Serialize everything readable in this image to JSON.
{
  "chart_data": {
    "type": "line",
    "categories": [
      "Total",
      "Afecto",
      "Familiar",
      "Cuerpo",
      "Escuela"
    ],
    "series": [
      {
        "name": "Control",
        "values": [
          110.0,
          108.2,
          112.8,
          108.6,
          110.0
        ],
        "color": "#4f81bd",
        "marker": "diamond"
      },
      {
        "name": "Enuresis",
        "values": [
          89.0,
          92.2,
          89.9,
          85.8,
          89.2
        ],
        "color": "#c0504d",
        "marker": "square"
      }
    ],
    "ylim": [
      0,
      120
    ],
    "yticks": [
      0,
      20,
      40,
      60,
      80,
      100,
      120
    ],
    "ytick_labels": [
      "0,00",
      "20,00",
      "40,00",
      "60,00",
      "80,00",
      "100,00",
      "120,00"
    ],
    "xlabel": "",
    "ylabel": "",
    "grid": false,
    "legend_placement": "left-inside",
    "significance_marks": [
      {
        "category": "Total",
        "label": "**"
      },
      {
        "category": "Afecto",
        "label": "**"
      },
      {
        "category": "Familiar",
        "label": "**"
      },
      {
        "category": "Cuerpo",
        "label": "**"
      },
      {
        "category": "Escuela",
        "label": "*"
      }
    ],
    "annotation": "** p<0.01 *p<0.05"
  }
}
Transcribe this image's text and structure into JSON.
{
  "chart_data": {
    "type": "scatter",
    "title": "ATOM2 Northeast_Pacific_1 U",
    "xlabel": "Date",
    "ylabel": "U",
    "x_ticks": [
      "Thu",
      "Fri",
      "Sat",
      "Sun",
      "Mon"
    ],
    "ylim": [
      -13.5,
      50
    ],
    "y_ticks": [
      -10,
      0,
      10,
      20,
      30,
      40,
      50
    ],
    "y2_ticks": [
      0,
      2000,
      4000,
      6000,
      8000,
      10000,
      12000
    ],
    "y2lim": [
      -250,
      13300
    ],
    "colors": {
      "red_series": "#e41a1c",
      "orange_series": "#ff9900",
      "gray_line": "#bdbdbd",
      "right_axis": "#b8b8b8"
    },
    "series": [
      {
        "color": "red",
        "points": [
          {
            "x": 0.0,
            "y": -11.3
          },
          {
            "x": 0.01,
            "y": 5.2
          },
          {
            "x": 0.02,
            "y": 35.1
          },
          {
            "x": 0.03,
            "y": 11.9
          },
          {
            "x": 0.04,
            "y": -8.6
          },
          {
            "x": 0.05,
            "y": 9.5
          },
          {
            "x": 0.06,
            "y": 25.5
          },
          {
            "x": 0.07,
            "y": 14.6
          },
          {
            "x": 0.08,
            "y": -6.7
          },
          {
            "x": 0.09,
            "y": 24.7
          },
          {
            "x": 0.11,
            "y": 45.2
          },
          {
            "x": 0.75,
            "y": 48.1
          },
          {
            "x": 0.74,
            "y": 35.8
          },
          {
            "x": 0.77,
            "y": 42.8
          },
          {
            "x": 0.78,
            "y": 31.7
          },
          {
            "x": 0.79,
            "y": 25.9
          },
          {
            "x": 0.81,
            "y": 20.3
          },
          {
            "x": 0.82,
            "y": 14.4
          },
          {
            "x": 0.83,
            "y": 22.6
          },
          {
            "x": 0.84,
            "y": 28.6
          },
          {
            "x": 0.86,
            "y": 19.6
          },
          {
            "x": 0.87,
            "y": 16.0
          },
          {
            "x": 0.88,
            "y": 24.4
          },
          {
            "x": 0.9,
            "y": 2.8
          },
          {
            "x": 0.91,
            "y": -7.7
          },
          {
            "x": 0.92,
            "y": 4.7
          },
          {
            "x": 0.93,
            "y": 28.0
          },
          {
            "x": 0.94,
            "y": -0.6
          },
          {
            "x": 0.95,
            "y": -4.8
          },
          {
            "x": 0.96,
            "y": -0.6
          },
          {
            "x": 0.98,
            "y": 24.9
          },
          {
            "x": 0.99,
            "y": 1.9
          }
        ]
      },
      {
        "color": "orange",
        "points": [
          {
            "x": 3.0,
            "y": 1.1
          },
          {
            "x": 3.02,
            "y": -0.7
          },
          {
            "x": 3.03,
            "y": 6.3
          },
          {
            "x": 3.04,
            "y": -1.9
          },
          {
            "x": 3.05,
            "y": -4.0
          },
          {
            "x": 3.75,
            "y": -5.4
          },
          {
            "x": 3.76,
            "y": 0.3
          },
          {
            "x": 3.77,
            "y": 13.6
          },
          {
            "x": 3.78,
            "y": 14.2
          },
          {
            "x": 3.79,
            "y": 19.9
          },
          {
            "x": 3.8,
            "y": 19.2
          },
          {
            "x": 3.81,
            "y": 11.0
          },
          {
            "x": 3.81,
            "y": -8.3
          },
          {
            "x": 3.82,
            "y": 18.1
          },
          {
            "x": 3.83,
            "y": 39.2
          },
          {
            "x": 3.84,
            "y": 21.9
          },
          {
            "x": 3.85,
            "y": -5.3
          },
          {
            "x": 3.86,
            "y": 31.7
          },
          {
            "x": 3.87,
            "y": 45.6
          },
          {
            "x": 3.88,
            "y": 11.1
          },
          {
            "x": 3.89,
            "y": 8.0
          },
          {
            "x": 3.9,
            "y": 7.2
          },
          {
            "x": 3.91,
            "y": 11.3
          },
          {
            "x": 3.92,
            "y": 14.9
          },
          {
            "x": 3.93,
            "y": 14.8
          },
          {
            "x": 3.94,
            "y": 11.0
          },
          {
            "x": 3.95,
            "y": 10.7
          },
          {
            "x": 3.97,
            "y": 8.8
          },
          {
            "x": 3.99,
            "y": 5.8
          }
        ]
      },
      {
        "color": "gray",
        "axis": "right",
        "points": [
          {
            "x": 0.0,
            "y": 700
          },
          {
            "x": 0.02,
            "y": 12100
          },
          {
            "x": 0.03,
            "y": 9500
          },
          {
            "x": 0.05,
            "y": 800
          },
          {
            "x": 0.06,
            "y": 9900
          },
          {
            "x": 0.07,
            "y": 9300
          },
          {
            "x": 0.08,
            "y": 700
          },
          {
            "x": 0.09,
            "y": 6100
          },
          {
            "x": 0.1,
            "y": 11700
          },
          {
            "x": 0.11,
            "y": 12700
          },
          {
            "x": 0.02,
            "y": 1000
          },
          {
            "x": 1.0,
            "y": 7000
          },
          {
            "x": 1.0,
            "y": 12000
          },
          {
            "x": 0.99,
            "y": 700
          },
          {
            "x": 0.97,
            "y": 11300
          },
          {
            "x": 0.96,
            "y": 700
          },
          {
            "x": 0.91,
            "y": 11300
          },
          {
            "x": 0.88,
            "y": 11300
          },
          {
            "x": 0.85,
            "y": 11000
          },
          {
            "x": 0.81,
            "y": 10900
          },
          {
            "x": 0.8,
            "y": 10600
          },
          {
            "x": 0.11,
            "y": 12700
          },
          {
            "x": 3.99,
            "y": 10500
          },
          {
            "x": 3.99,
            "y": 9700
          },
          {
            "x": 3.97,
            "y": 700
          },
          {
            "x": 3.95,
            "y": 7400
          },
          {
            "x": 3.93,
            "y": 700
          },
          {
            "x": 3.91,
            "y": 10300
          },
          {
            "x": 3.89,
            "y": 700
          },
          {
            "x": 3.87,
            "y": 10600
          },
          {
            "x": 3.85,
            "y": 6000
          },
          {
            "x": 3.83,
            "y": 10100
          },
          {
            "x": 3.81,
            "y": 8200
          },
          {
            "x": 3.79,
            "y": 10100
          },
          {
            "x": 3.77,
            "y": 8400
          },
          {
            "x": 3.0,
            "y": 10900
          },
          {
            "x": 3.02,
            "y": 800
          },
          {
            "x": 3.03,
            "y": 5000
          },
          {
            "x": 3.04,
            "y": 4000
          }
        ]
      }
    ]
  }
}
★ ★ ★ ★ ★ ★ ★
§ What the task asks
From the entries above, select each line containing the string "JSON".

§ Answer for this exercise
Serialize everything readable in this image to JSON.
Transcribe this image's text and structure into JSON.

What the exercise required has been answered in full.